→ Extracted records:
┄┄┄┄┄┄┄┄┄┄
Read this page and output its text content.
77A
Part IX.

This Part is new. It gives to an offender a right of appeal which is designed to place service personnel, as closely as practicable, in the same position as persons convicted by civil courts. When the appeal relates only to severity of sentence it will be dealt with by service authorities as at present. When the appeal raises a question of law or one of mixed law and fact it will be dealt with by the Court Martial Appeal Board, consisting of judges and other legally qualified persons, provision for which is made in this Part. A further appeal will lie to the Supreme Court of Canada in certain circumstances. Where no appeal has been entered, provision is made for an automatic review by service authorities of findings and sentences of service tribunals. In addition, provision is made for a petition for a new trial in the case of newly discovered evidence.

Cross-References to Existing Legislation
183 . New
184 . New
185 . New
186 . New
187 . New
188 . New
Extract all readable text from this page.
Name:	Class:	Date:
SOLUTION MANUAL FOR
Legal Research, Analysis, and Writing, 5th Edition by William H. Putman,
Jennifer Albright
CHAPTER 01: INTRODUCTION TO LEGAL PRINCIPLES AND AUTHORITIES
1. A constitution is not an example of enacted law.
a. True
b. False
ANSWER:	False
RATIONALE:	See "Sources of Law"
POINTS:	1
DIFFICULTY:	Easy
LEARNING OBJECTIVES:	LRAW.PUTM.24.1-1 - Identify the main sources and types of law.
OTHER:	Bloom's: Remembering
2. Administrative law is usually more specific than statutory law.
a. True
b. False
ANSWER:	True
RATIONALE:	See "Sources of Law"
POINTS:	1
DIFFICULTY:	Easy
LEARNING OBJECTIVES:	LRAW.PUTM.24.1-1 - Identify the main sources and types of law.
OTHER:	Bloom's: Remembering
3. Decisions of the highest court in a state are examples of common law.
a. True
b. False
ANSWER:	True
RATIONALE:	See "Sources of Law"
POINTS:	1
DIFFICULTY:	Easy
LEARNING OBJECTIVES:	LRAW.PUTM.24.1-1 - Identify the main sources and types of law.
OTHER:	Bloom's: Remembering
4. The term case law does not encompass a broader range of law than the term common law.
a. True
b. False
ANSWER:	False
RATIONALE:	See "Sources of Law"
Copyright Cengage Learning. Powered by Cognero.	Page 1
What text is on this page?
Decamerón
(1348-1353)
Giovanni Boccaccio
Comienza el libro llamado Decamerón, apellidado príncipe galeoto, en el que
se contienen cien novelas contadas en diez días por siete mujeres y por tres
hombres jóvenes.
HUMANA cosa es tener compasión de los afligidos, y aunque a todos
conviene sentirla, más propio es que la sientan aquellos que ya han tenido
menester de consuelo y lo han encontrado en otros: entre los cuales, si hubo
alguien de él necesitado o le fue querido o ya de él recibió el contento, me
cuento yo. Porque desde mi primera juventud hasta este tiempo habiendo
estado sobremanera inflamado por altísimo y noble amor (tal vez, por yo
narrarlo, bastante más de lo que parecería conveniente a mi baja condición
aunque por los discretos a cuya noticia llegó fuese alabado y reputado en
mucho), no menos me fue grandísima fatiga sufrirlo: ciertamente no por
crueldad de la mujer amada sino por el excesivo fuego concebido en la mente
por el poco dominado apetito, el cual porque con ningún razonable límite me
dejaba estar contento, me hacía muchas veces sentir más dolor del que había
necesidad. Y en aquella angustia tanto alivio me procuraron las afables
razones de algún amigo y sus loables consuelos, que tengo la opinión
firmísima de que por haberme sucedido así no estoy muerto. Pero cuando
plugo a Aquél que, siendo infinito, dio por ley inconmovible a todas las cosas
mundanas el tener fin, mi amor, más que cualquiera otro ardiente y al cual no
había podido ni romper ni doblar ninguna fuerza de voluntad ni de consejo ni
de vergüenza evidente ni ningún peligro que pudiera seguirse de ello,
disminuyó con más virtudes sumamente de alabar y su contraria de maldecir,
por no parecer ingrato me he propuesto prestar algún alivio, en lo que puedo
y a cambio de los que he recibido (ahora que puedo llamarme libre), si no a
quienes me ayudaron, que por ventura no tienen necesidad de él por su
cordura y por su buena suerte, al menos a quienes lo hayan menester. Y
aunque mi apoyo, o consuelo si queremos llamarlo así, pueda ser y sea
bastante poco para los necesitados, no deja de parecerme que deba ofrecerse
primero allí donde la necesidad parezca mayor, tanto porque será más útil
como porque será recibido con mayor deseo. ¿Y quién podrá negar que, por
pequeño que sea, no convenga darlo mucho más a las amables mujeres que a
┄┄┄┄┄┄┄┄┄┄
→ TASK STATEMENT: List every line in the records above that contains the word "bastante".

→ TASK ANSWER:
narrarlo, bastante más de lo que parecería conveniente a mi baja condición
bastante poco para los necesitados, no deja de parecerme que deba ofrecerse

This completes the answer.